> [Given entries]
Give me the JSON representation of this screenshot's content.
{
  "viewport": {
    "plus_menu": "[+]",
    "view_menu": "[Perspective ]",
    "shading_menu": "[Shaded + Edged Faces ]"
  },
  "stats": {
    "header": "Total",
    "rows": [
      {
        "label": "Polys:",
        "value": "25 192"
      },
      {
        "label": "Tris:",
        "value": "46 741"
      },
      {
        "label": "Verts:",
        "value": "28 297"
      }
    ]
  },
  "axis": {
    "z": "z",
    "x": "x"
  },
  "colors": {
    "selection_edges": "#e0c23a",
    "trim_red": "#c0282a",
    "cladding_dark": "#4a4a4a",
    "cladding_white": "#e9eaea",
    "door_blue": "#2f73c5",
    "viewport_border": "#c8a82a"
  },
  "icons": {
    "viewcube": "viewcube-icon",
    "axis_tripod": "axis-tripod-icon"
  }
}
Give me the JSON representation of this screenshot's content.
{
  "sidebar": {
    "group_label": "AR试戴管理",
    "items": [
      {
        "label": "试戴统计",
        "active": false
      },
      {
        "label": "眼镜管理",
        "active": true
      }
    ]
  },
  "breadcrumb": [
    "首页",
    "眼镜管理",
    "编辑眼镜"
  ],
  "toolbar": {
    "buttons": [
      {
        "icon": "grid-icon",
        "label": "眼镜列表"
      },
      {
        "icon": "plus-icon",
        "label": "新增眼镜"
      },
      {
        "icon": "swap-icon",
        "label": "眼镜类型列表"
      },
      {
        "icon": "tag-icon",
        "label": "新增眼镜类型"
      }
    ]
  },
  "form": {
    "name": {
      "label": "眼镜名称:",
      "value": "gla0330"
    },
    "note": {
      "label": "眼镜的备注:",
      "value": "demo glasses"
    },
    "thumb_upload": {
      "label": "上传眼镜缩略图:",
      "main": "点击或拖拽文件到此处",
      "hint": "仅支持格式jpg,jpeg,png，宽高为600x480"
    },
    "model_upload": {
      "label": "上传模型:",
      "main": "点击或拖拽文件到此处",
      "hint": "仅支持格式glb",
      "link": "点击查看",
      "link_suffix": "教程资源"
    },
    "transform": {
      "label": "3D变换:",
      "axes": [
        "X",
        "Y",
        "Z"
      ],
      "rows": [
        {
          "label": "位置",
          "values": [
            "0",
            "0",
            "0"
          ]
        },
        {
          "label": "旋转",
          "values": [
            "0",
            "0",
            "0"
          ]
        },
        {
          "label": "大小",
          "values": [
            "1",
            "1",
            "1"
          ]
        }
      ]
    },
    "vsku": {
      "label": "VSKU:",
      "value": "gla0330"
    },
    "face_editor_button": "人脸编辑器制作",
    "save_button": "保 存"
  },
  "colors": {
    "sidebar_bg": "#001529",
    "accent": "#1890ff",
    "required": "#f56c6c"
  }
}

> [Short exercise] Every line of the material must be returned exactly as it appears.

> [The solution]
Give me the JSON representation of this screenshot's content.
{
  "viewport": {
    "plus_menu": "[+]",
    "view_menu": "[Perspective ]",
    "shading_menu": "[Shaded + Edged Faces ]"
  },
  "stats": {
    "header": "Total",
    "rows": [
      {
        "label": "Polys:",
        "value": "25 192"
      },
      {
        "label": "Tris:",
        "value": "46 741"
      },
      {
        "label": "Verts:",
        "value": "28 297"
      }
    ]
  },
  "axis": {
    "z": "z",
    "x": "x"
  },
  "colors": {
    "selection_edges": "#e0c23a",
    "trim_red": "#c0282a",
    "cladding_dark": "#4a4a4a",
    "cladding_white": "#e9eaea",
    "door_blue": "#2f73c5",
    "viewport_border": "#c8a82a"
  },
  "icons": {
    "viewcube": "viewcube-icon",
    "axis_tripod": "axis-tripod-icon"
  }
}
Give me the JSON representation of this screenshot's content.
{
  "sidebar": {
    "group_label": "AR试戴管理",
    "items": [
      {
        "label": "试戴统计",
        "active": false
      },
      {
        "label": "眼镜管理",
        "active": true
      }
    ]
  },
  "breadcrumb": [
    "首页",
    "眼镜管理",
    "编辑眼镜"
  ],
  "toolbar": {
    "buttons": [
      {
        "icon": "grid-icon",
        "label": "眼镜列表"
      },
      {
        "icon": "plus-icon",
        "label": "新增眼镜"
      },
      {
        "icon": "swap-icon",
        "label": "眼镜类型列表"
      },
      {
        "icon": "tag-icon",
        "label": "新增眼镜类型"
      }
    ]
  },
  "form": {
    "name": {
      "label": "眼镜名称:",
      "value": "gla0330"
    },
    "note": {
      "label": "眼镜的备注:",
      "value": "demo glasses"
    },
    "thumb_upload": {
      "label": "上传眼镜缩略图:",
      "main": "点击或拖拽文件到此处",
      "hint": "仅支持格式jpg,jpeg,png，宽高为600x480"
    },
    "model_upload": {
      "label": "上传模型:",
      "main": "点击或拖拽文件到此处",
      "hint": "仅支持格式glb",
      "link": "点击查看",
      "link_suffix": "教程资源"
    },
    "transform": {
      "label": "3D变换:",
      "axes": [
        "X",
        "Y",
        "Z"
      ],
      "rows": [
        {
          "label": "位置",
          "values": [
            "0",
            "0",
            "0"
          ]
        },
        {
          "label": "旋转",
          "values": [
            "0",
            "0",
            "0"
          ]
        },
        {
          "label": "大小",
          "values": [
            "1",
            "1",
            "1"
          ]
        }
      ]
    },
    "vsku": {
      "label": "VSKU:",
      "value": "gla0330"
    },
    "face_editor_button": "人脸编辑器制作",
    "save_button": "保 存"
  },
  "colors": {
    "sidebar_bg": "#001529",
    "accent": "#1890ff",
    "required": "#f56c6c"
  }
}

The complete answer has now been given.